[STORED ROWS]
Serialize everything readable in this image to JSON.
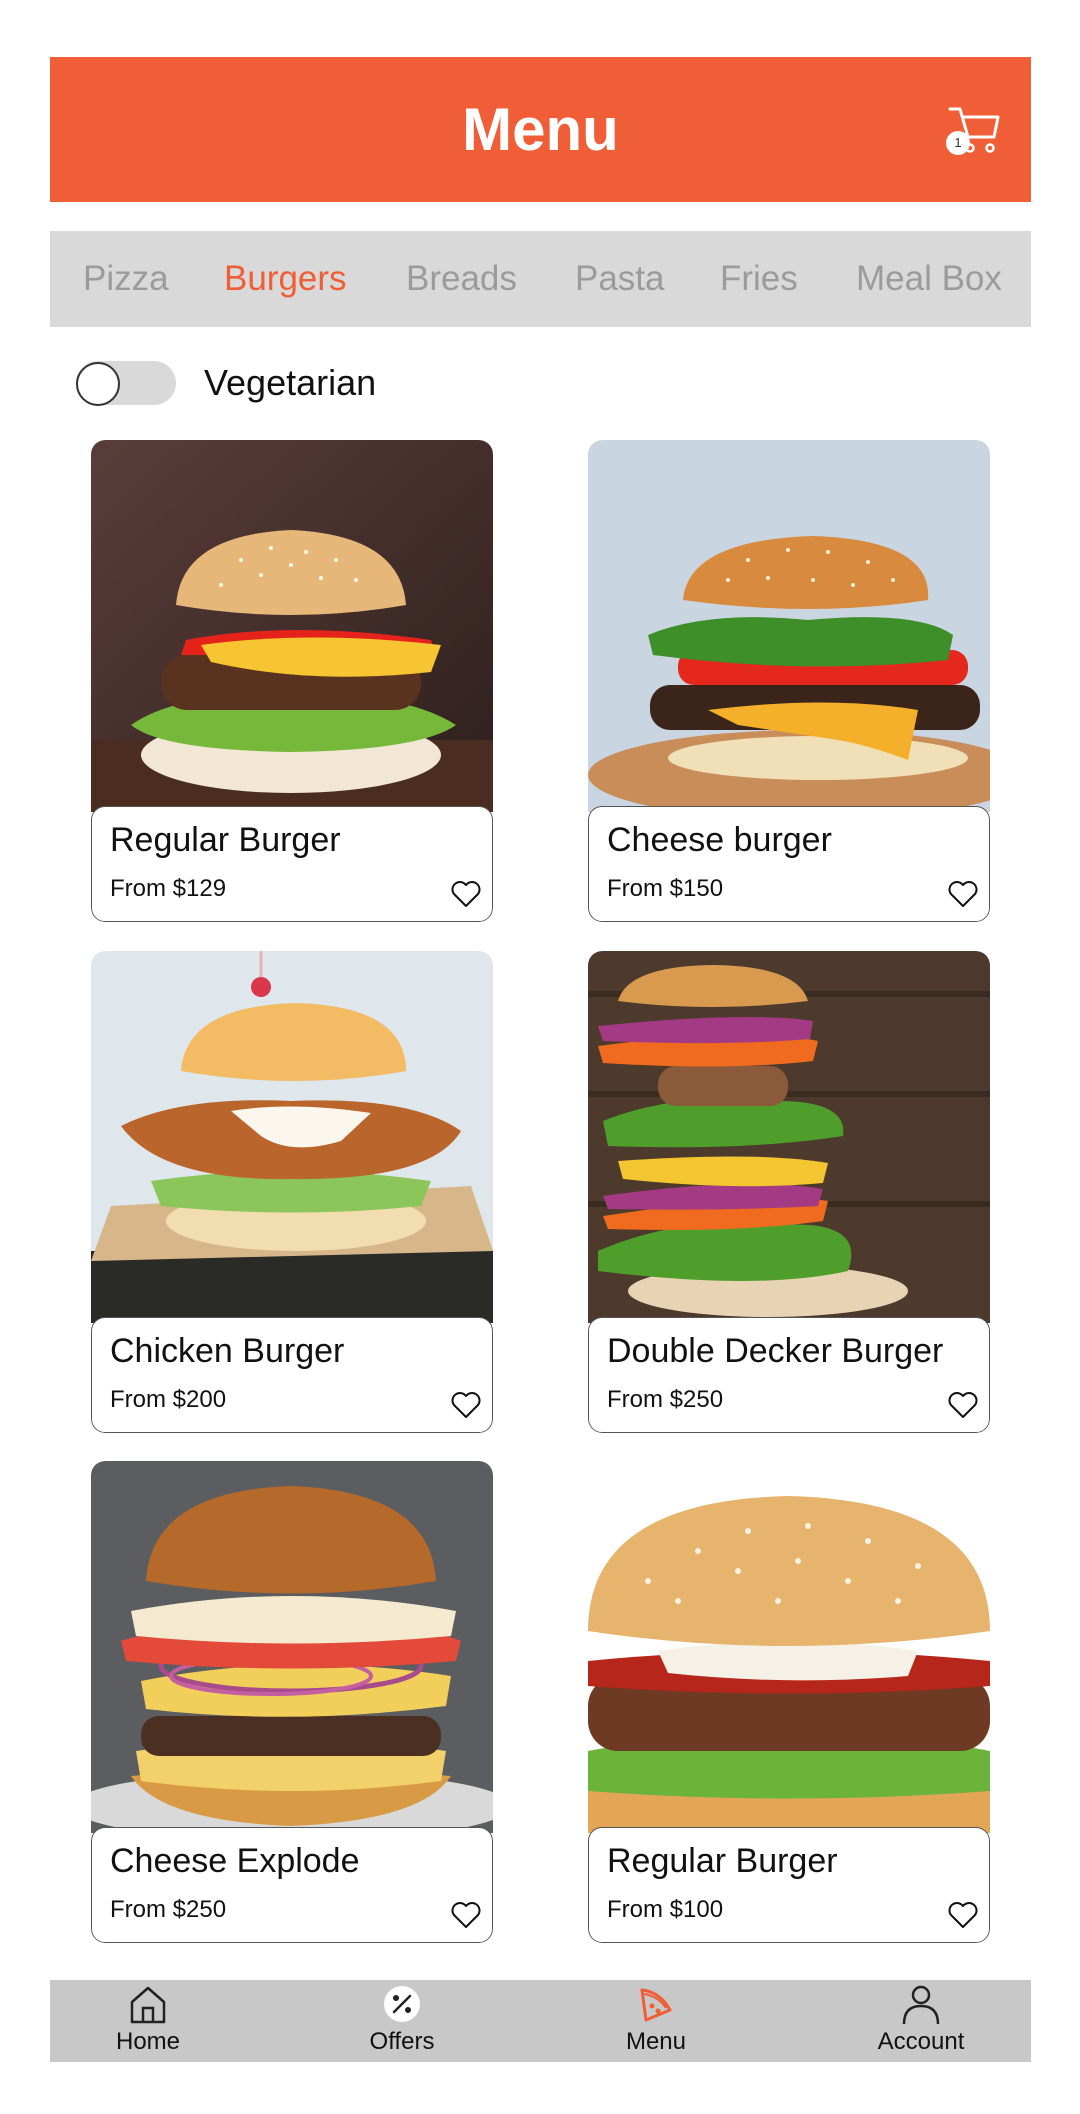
{
  "header": {
    "title": "Menu",
    "cart_count": "1"
  },
  "tabs": [
    {
      "label": "Pizza"
    },
    {
      "label": "Burgers"
    },
    {
      "label": "Breads"
    },
    {
      "label": "Pasta"
    },
    {
      "label": "Fries"
    },
    {
      "label": "Meal Box"
    }
  ],
  "active_tab": "Burgers",
  "filter": {
    "label": "Vegetarian",
    "enabled": false
  },
  "items": [
    {
      "name": "Regular Burger",
      "price": "From $129"
    },
    {
      "name": "Cheese burger",
      "price": "From $150"
    },
    {
      "name": "Chicken Burger",
      "price": "From $200"
    },
    {
      "name": "Double Decker Burger",
      "price": "From $250"
    },
    {
      "name": "Cheese Explode",
      "price": "From $250"
    },
    {
      "name": "Regular Burger",
      "price": "From $100"
    }
  ],
  "nav": [
    {
      "label": "Home",
      "icon": "home-icon"
    },
    {
      "label": "Offers",
      "icon": "percent-icon"
    },
    {
      "label": "Menu",
      "icon": "pizza-slice-icon"
    },
    {
      "label": "Account",
      "icon": "user-icon"
    }
  ],
  "colors": {
    "accent": "#F05E37",
    "tab_bar": "#D9D9D9",
    "nav_bar": "#C8C8C8"
  }
}
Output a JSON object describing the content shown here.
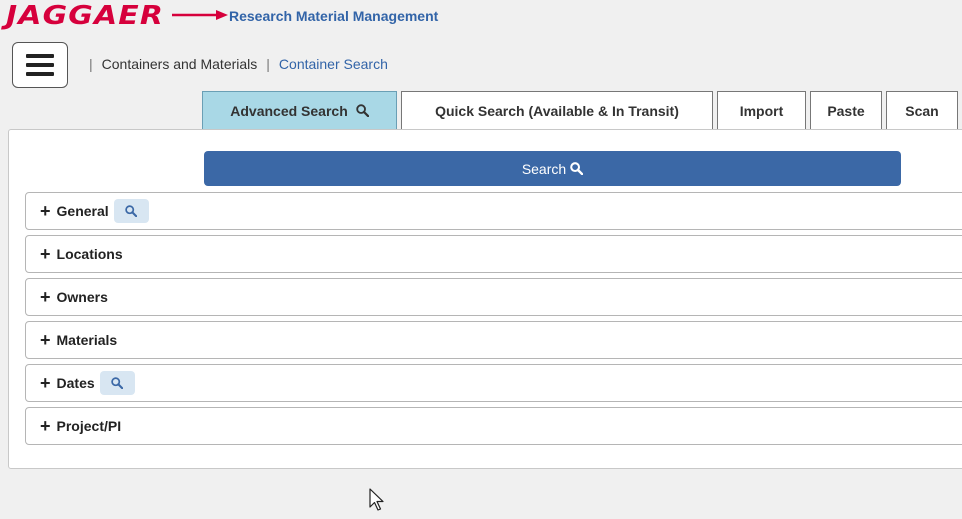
{
  "header": {
    "logo_text": "JAGGAER",
    "app_title": "Research Material Management"
  },
  "breadcrumb": {
    "items": [
      "Containers and Materials",
      "Container Search"
    ],
    "separator": "|"
  },
  "tabs": [
    {
      "label": "Advanced Search",
      "active": true,
      "icon": "search-icon"
    },
    {
      "label": "Quick Search (Available & In Transit)",
      "active": false
    },
    {
      "label": "Import",
      "active": false
    },
    {
      "label": "Paste",
      "active": false
    },
    {
      "label": "Scan",
      "active": false
    }
  ],
  "search_button": {
    "label": "Search",
    "icon": "search-icon"
  },
  "sections": [
    {
      "label": "General",
      "has_search_chip": true
    },
    {
      "label": "Locations",
      "has_search_chip": false
    },
    {
      "label": "Owners",
      "has_search_chip": false
    },
    {
      "label": "Materials",
      "has_search_chip": false
    },
    {
      "label": "Dates",
      "has_search_chip": true
    },
    {
      "label": "Project/PI",
      "has_search_chip": false
    }
  ],
  "colors": {
    "brand_red": "#d6003c",
    "link_blue": "#3264a8",
    "active_tab": "#a9d8e6",
    "search_button": "#3b68a6",
    "search_chip": "#d8e6f2"
  }
}
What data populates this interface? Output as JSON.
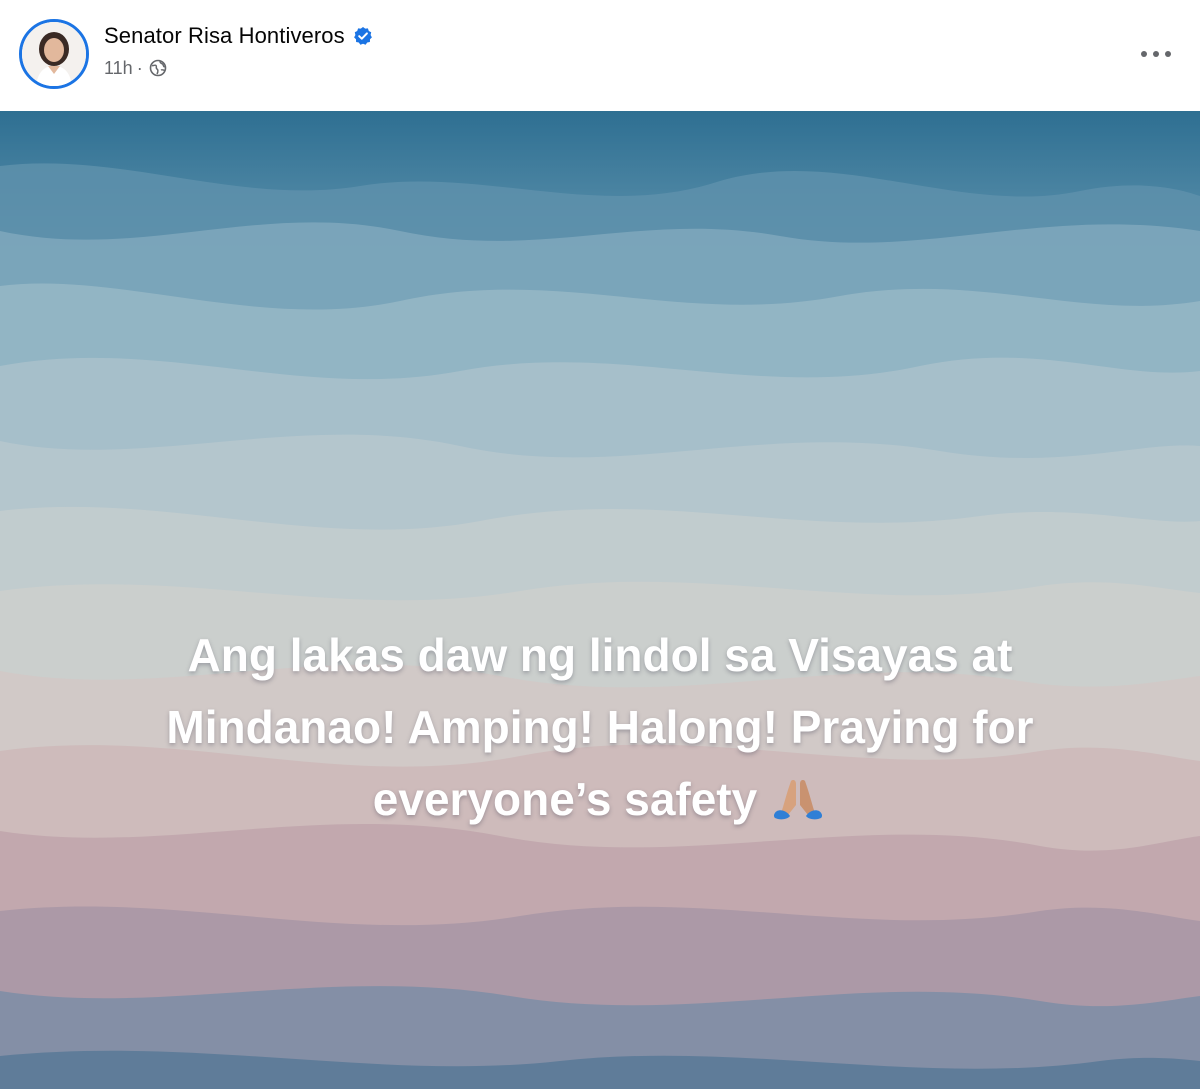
{
  "post": {
    "author": {
      "name": "Senator Risa Hontiveros",
      "verified": true
    },
    "meta": {
      "timestamp": "11h",
      "separator": "·",
      "privacy_icon": "globe-icon"
    },
    "menu_icon": "more-options-icon",
    "text_line_1": "Ang lakas daw ng lindol sa Visayas at",
    "text_line_2": "Mindanao! Amping! Halong! Praying for",
    "text_line_3": "everyone’s safety",
    "emoji_icon": "folded-hands-icon",
    "background": {
      "style": "layered pastel waves",
      "top_color": "#2e6f92",
      "mid_color": "#c9c6c4",
      "bottom_color": "#3f6a8a"
    }
  },
  "colors": {
    "accent": "#1b74e4",
    "text_primary": "#050505",
    "text_secondary": "#65676b"
  }
}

[TASK DESCRIPTION]
Show every line that contains the word "From".

[SOLUTION BELOW]
      "price": "From $129"
      "price": "From $150"
      "price": "From $200"
      "price": "From $250"
      "price": "From $250"
      "price": "From $100"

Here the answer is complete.